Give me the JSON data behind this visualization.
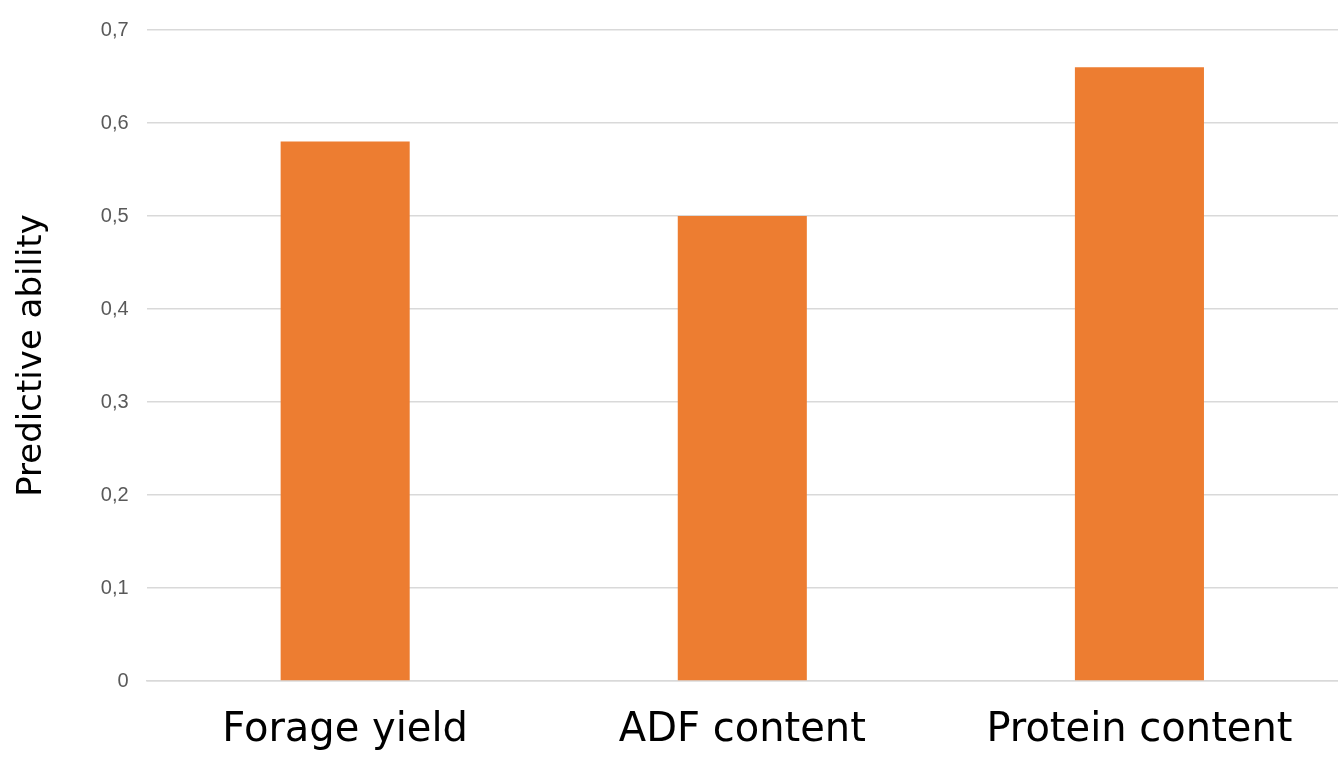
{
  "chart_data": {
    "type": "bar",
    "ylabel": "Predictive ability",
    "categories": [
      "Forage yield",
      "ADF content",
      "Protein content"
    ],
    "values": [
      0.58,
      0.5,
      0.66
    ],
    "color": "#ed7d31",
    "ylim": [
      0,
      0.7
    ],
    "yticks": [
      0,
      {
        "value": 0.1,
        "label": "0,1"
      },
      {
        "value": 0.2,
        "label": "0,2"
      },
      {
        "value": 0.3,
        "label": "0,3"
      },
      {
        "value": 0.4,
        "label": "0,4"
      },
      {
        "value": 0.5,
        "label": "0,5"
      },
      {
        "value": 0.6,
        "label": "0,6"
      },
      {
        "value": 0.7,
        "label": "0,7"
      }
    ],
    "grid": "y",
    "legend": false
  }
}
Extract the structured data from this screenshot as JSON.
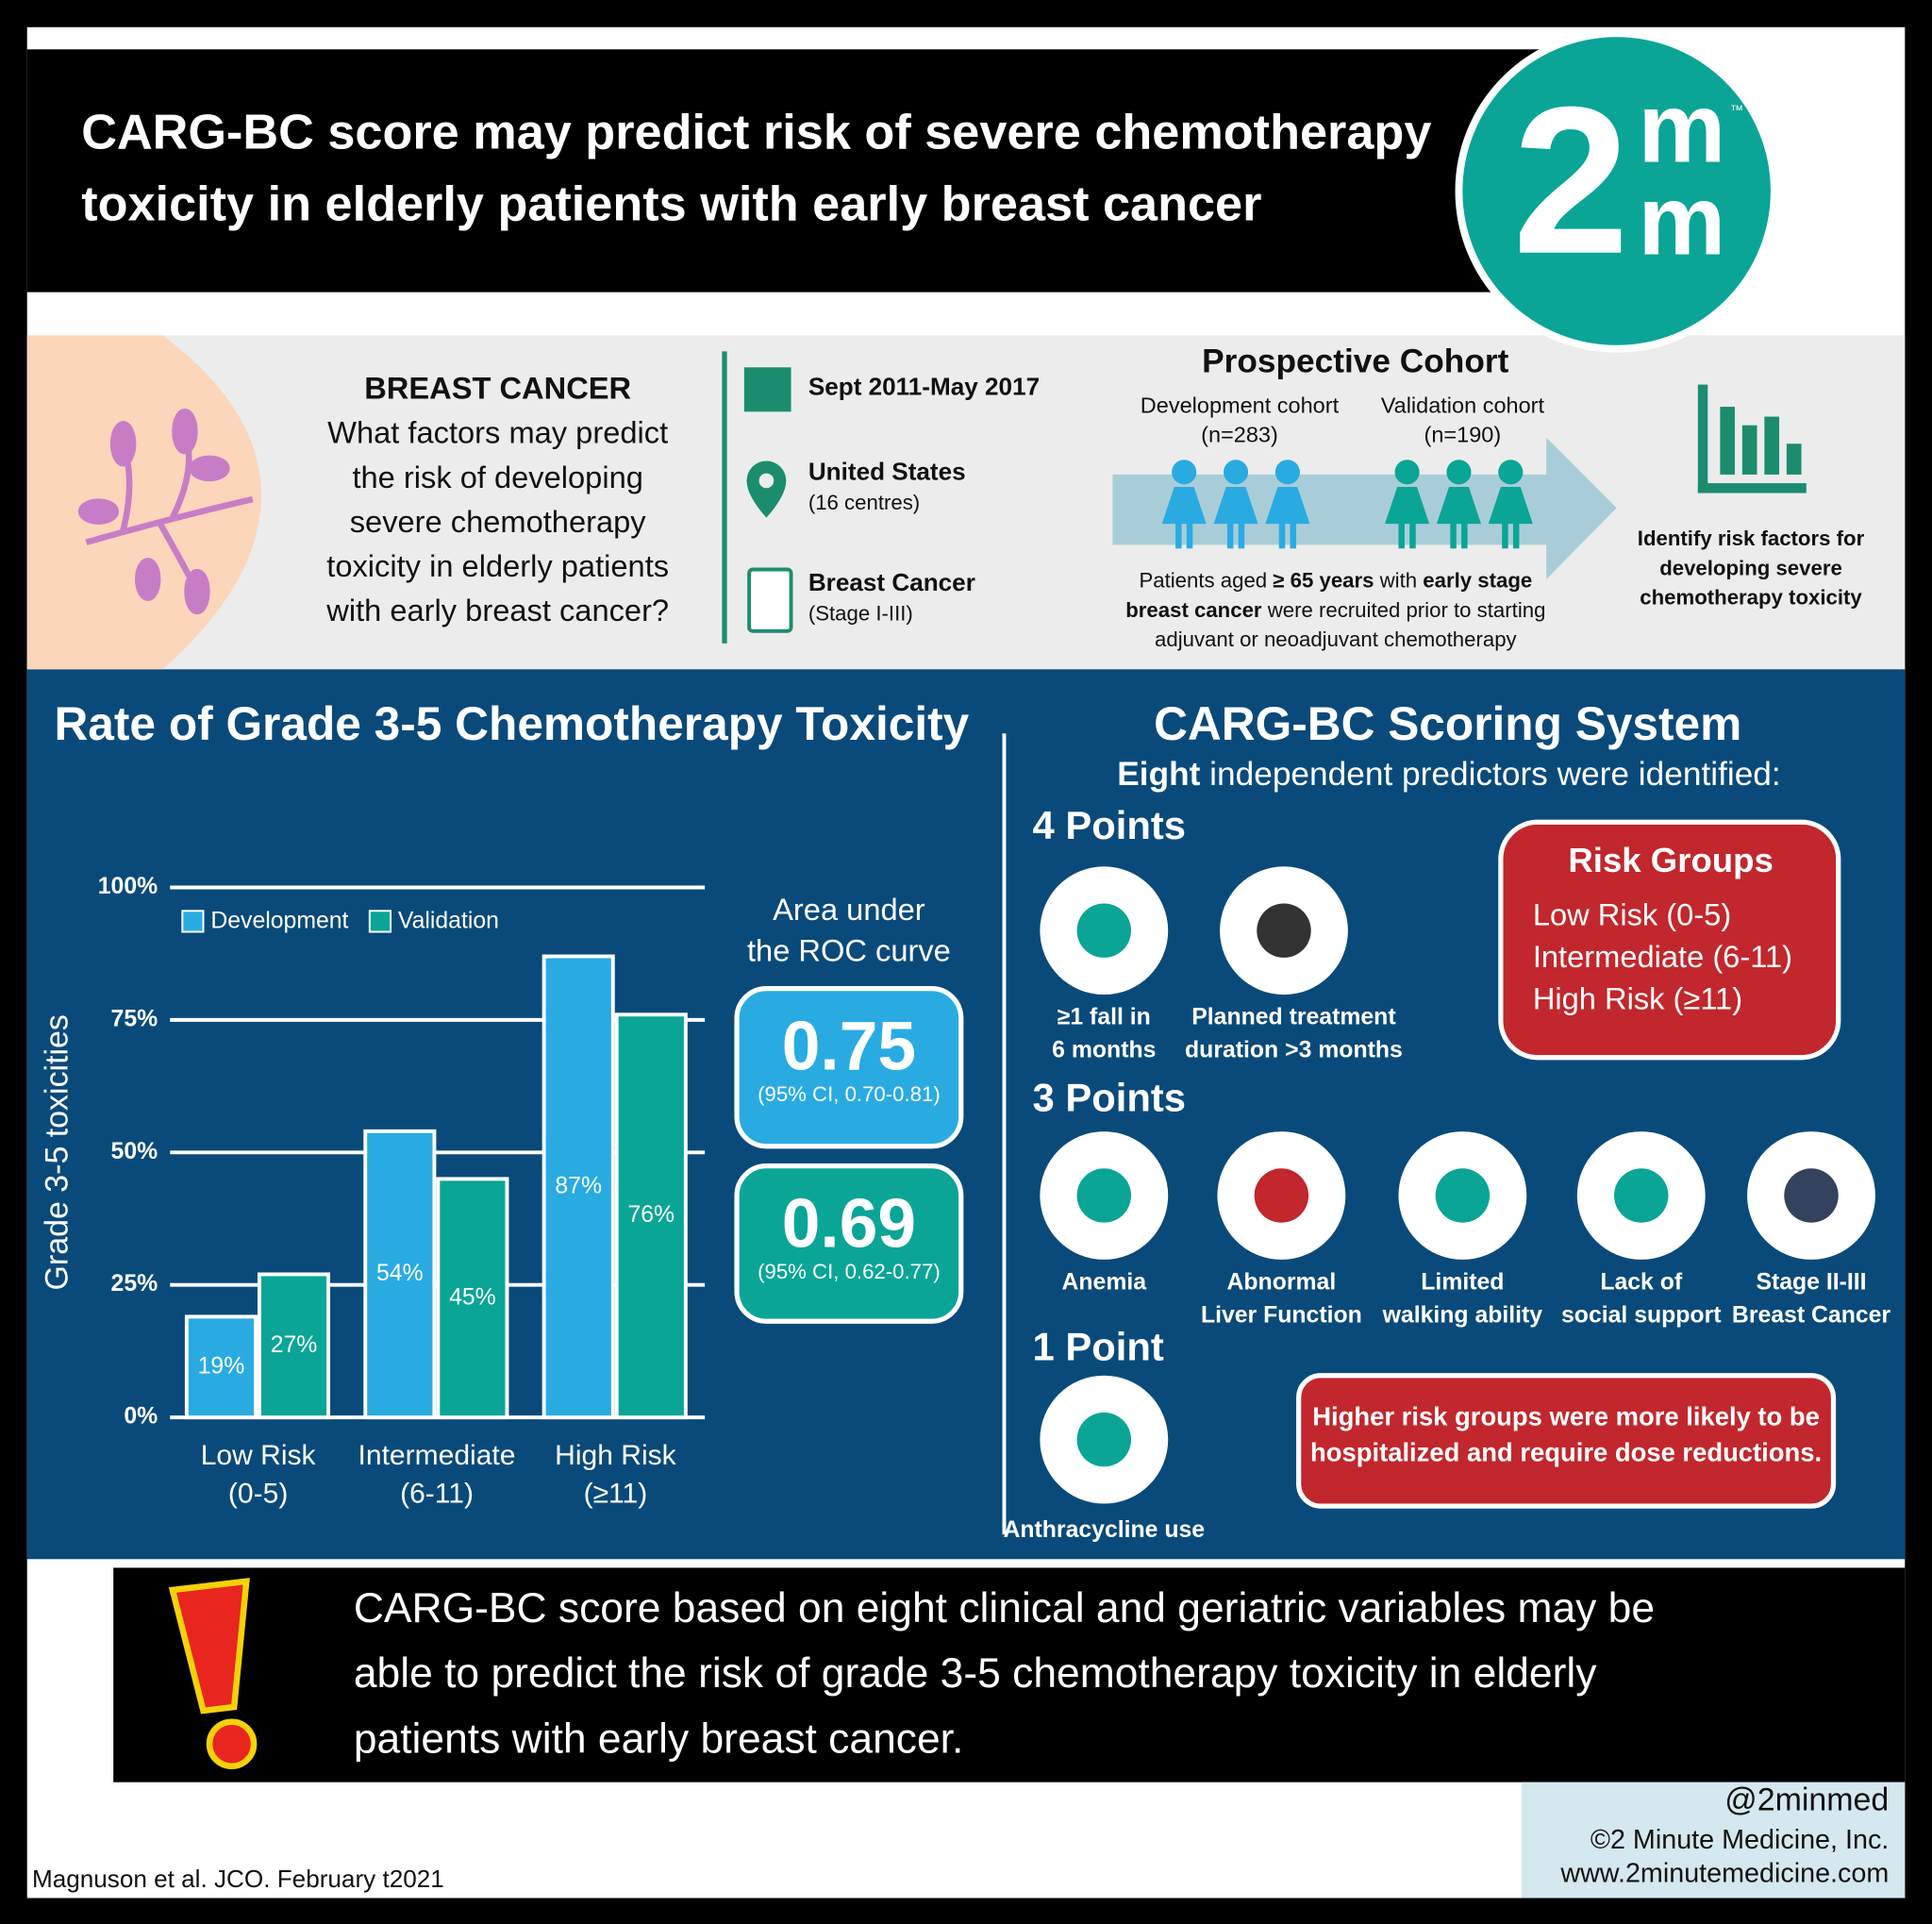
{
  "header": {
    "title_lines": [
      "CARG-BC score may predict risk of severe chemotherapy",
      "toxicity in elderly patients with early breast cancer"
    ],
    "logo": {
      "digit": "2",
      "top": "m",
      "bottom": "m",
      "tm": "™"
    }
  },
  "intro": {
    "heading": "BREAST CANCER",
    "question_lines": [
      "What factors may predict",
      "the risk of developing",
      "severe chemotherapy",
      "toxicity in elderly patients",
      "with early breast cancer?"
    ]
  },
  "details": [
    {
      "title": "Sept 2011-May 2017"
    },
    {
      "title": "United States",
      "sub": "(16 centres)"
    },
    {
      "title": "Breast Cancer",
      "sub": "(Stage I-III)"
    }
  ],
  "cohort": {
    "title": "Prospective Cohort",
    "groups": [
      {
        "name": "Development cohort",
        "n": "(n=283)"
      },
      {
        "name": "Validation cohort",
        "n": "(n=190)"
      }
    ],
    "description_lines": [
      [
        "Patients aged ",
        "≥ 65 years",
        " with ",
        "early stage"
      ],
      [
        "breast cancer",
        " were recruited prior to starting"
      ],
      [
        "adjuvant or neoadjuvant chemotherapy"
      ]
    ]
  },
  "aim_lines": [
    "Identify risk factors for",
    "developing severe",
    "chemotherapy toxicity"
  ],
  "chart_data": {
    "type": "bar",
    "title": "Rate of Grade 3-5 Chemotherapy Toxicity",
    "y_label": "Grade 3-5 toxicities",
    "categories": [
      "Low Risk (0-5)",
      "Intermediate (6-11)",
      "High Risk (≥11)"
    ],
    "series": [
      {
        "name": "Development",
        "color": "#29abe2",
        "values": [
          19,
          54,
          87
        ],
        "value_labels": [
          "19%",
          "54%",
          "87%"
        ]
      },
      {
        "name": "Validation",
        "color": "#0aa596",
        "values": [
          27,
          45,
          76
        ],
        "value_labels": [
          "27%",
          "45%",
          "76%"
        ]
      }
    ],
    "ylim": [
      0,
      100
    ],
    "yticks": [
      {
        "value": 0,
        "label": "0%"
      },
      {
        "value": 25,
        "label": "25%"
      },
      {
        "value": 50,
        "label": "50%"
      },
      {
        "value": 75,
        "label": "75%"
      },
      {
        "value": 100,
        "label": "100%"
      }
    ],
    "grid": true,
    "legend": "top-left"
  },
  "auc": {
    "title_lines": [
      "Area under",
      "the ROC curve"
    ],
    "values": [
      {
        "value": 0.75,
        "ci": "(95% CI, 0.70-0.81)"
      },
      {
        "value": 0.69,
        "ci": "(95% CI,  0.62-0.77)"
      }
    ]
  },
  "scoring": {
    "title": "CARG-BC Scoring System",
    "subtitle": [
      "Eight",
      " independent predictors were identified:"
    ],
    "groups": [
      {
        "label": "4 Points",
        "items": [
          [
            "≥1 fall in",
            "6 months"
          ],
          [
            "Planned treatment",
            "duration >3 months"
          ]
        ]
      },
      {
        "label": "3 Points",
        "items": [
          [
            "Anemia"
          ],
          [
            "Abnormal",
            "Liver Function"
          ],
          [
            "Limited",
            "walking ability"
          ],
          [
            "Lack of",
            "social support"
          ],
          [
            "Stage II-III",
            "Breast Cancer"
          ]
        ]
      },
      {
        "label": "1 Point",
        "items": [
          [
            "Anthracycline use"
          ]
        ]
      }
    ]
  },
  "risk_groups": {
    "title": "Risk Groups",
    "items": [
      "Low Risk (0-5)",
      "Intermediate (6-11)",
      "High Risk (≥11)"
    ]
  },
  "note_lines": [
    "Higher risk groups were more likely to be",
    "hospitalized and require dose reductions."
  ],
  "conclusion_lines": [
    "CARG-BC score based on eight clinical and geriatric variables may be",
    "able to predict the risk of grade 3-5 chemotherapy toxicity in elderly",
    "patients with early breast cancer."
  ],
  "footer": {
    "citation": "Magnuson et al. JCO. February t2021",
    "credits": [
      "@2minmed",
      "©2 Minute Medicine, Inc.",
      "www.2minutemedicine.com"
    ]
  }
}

■ EXERCISE:
Look through the entries above for the word "this". Copy every line where it shows up.

■ RESPONSE BOX:
Give me the JSON data behind this visualization.
Extract the structured data from this screenshot as JSON.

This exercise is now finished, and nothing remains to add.